— START THE DATA —

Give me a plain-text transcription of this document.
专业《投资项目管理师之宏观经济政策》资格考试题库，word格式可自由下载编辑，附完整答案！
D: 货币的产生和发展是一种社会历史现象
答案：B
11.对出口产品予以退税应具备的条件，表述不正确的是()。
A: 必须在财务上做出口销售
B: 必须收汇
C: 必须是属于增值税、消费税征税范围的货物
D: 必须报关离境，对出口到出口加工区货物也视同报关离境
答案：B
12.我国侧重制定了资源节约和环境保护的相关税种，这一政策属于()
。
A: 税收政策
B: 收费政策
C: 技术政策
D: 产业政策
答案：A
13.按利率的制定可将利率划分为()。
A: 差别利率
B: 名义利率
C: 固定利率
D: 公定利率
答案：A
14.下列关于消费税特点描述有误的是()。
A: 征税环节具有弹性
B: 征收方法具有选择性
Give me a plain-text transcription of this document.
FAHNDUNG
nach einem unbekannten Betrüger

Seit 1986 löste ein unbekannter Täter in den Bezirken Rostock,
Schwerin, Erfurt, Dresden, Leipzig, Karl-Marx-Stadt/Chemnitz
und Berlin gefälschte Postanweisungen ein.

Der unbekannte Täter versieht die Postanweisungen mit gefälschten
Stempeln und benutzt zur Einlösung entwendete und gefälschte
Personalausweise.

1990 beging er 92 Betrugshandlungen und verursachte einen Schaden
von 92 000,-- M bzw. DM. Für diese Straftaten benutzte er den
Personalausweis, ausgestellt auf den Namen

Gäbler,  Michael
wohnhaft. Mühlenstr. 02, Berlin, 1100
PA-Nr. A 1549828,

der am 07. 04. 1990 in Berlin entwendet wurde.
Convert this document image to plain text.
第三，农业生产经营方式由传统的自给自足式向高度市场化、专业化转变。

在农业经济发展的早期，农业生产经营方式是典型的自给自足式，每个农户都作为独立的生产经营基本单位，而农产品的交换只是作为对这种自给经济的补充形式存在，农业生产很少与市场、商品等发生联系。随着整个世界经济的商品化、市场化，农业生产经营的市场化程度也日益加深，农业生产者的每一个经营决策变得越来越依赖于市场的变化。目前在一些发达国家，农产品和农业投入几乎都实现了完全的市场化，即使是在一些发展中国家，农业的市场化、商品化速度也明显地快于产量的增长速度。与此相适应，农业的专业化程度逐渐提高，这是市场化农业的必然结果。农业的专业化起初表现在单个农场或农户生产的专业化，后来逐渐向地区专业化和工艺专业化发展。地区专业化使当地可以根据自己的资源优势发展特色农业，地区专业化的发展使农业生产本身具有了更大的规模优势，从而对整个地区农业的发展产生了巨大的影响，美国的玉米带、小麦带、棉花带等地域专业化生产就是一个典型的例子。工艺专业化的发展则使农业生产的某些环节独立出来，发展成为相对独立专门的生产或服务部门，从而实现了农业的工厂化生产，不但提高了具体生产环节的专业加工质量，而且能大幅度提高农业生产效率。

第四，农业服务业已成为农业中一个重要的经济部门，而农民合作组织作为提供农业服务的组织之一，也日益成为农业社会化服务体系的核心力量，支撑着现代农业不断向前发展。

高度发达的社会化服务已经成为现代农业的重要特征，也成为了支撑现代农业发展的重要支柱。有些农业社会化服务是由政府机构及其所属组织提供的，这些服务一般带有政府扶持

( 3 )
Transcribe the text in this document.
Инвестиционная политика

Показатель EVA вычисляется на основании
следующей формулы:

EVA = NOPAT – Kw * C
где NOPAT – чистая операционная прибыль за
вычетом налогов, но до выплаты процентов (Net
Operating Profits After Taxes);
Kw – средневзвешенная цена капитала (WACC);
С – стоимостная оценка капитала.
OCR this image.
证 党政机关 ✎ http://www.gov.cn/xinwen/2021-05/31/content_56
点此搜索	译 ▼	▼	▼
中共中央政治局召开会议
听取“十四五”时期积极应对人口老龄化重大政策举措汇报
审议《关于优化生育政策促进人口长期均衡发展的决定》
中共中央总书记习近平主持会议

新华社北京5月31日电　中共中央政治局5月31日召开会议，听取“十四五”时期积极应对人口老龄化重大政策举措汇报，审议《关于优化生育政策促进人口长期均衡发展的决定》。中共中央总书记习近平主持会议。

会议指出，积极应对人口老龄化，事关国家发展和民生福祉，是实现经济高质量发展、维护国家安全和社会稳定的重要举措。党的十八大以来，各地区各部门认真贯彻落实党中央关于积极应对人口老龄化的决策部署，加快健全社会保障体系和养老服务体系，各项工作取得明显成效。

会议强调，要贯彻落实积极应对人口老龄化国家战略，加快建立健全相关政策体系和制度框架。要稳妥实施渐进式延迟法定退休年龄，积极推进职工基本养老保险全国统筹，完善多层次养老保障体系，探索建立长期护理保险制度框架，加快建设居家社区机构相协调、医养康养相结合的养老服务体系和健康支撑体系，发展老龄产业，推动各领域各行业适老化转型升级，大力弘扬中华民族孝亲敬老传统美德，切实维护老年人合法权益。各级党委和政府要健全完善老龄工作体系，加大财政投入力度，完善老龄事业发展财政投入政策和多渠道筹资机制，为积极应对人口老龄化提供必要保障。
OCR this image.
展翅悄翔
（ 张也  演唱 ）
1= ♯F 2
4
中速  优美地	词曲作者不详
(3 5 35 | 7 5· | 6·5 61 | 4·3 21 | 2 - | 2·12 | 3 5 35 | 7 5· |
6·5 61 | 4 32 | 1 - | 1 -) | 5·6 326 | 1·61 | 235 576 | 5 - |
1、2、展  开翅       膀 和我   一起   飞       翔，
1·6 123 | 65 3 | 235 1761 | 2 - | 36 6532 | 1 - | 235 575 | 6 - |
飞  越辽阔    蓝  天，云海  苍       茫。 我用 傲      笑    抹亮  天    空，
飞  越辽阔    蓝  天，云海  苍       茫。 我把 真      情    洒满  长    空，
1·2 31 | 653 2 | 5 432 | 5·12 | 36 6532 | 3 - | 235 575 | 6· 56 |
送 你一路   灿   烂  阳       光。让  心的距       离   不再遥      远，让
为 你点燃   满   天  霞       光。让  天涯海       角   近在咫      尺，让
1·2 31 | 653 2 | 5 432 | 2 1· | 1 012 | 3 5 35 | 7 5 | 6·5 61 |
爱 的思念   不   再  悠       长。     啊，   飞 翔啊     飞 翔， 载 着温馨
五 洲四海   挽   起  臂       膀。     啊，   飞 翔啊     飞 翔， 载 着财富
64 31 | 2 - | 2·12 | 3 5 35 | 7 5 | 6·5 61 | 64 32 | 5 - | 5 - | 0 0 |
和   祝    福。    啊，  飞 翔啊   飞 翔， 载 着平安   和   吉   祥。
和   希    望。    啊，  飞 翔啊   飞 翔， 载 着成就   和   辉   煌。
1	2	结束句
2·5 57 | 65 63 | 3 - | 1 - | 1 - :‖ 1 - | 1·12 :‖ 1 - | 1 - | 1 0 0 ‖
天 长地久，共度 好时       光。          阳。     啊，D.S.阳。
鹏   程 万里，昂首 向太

— END THE DATA —

WHAT THE EXERCISE ASKS ::
Write every record out again, unaltered.

FINAL RESULT ::
Give me a plain-text transcription of this document.
专业《投资项目管理师之宏观经济政策》资格考试题库，word格式可自由下载编辑，附完整答案！
D: 货币的产生和发展是一种社会历史现象
答案：B
11.对出口产品予以退税应具备的条件，表述不正确的是()。
A: 必须在财务上做出口销售
B: 必须收汇
C: 必须是属于增值税、消费税征税范围的货物
D: 必须报关离境，对出口到出口加工区货物也视同报关离境
答案：B
12.我国侧重制定了资源节约和环境保护的相关税种，这一政策属于()
。
A: 税收政策
B: 收费政策
C: 技术政策
D: 产业政策
答案：A
13.按利率的制定可将利率划分为()。
A: 差别利率
B: 名义利率
C: 固定利率
D: 公定利率
答案：A
14.下列关于消费税特点描述有误的是()。
A: 征税环节具有弹性
B: 征收方法具有选择性
Give me a plain-text transcription of this document.
FAHNDUNG
nach einem unbekannten Betrüger

Seit 1986 löste ein unbekannter Täter in den Bezirken Rostock,
Schwerin, Erfurt, Dresden, Leipzig, Karl-Marx-Stadt/Chemnitz
und Berlin gefälschte Postanweisungen ein.

Der unbekannte Täter versieht die Postanweisungen mit gefälschten
Stempeln und benutzt zur Einlösung entwendete und gefälschte
Personalausweise.

1990 beging er 92 Betrugshandlungen und verursachte einen Schaden
von 92 000,-- M bzw. DM. Für diese Straftaten benutzte er den
Personalausweis, ausgestellt auf den Namen

Gäbler,  Michael
wohnhaft. Mühlenstr. 02, Berlin, 1100
PA-Nr. A 1549828,

der am 07. 04. 1990 in Berlin entwendet wurde.
Convert this document image to plain text.
第三，农业生产经营方式由传统的自给自足式向高度市场化、专业化转变。

在农业经济发展的早期，农业生产经营方式是典型的自给自足式，每个农户都作为独立的生产经营基本单位，而农产品的交换只是作为对这种自给经济的补充形式存在，农业生产很少与市场、商品等发生联系。随着整个世界经济的商品化、市场化，农业生产经营的市场化程度也日益加深，农业生产者的每一个经营决策变得越来越依赖于市场的变化。目前在一些发达国家，农产品和农业投入几乎都实现了完全的市场化，即使是在一些发展中国家，农业的市场化、商品化速度也明显地快于产量的增长速度。与此相适应，农业的专业化程度逐渐提高，这是市场化农业的必然结果。农业的专业化起初表现在单个农场或农户生产的专业化，后来逐渐向地区专业化和工艺专业化发展。地区专业化使当地可以根据自己的资源优势发展特色农业，地区专业化的发展使农业生产本身具有了更大的规模优势，从而对整个地区农业的发展产生了巨大的影响，美国的玉米带、小麦带、棉花带等地域专业化生产就是一个典型的例子。工艺专业化的发展则使农业生产的某些环节独立出来，发展成为相对独立专门的生产或服务部门，从而实现了农业的工厂化生产，不但提高了具体生产环节的专业加工质量，而且能大幅度提高农业生产效率。

第四，农业服务业已成为农业中一个重要的经济部门，而农民合作组织作为提供农业服务的组织之一，也日益成为农业社会化服务体系的核心力量，支撑着现代农业不断向前发展。

高度发达的社会化服务已经成为现代农业的重要特征，也成为了支撑现代农业发展的重要支柱。有些农业社会化服务是由政府机构及其所属组织提供的，这些服务一般带有政府扶持

( 3 )
Transcribe the text in this document.
Инвестиционная политика

Показатель EVA вычисляется на основании
следующей формулы:

EVA = NOPAT – Kw * C
где NOPAT – чистая операционная прибыль за
вычетом налогов, но до выплаты процентов (Net
Operating Profits After Taxes);
Kw – средневзвешенная цена капитала (WACC);
С – стоимостная оценка капитала.
OCR this image.
证 党政机关 ✎ http://www.gov.cn/xinwen/2021-05/31/content_56
点此搜索	译 ▼	▼	▼
中共中央政治局召开会议
听取“十四五”时期积极应对人口老龄化重大政策举措汇报
审议《关于优化生育政策促进人口长期均衡发展的决定》
中共中央总书记习近平主持会议

新华社北京5月31日电　中共中央政治局5月31日召开会议，听取“十四五”时期积极应对人口老龄化重大政策举措汇报，审议《关于优化生育政策促进人口长期均衡发展的决定》。中共中央总书记习近平主持会议。

会议指出，积极应对人口老龄化，事关国家发展和民生福祉，是实现经济高质量发展、维护国家安全和社会稳定的重要举措。党的十八大以来，各地区各部门认真贯彻落实党中央关于积极应对人口老龄化的决策部署，加快健全社会保障体系和养老服务体系，各项工作取得明显成效。

会议强调，要贯彻落实积极应对人口老龄化国家战略，加快建立健全相关政策体系和制度框架。要稳妥实施渐进式延迟法定退休年龄，积极推进职工基本养老保险全国统筹，完善多层次养老保障体系，探索建立长期护理保险制度框架，加快建设居家社区机构相协调、医养康养相结合的养老服务体系和健康支撑体系，发展老龄产业，推动各领域各行业适老化转型升级，大力弘扬中华民族孝亲敬老传统美德，切实维护老年人合法权益。各级党委和政府要健全完善老龄工作体系，加大财政投入力度，完善老龄事业发展财政投入政策和多渠道筹资机制，为积极应对人口老龄化提供必要保障。
OCR this image.
展翅悄翔
（ 张也  演唱 ）
1= ♯F 2
4
中速  优美地	词曲作者不详
(3 5 35 | 7 5· | 6·5 61 | 4·3 21 | 2 - | 2·12 | 3 5 35 | 7 5· |
6·5 61 | 4 32 | 1 - | 1 -) | 5·6 326 | 1·61 | 235 576 | 5 - |
1、2、展  开翅       膀 和我   一起   飞       翔，
1·6 123 | 65 3 | 235 1761 | 2 - | 36 6532 | 1 - | 235 575 | 6 - |
飞  越辽阔    蓝  天，云海  苍       茫。 我用 傲      笑    抹亮  天    空，
飞  越辽阔    蓝  天，云海  苍       茫。 我把 真      情    洒满  长    空，
1·2 31 | 653 2 | 5 432 | 5·12 | 36 6532 | 3 - | 235 575 | 6· 56 |
送 你一路   灿   烂  阳       光。让  心的距       离   不再遥      远，让
为 你点燃   满   天  霞       光。让  天涯海       角   近在咫      尺，让
1·2 31 | 653 2 | 5 432 | 2 1· | 1 012 | 3 5 35 | 7 5 | 6·5 61 |
爱 的思念   不   再  悠       长。     啊，   飞 翔啊     飞 翔， 载 着温馨
五 洲四海   挽   起  臂       膀。     啊，   飞 翔啊     飞 翔， 载 着财富
64 31 | 2 - | 2·12 | 3 5 35 | 7 5 | 6·5 61 | 64 32 | 5 - | 5 - | 0 0 |
和   祝    福。    啊，  飞 翔啊   飞 翔， 载 着平安   和   吉   祥。
和   希    望。    啊，  飞 翔啊   飞 翔， 载 着成就   和   辉   煌。
1	2	结束句
2·5 57 | 65 63 | 3 - | 1 - | 1 - :‖ 1 - | 1·12 :‖ 1 - | 1 - | 1 0 0 ‖
天 长地久，共度 好时       光。          阳。     啊，D.S.阳。
鹏   程 万里，昂首 向太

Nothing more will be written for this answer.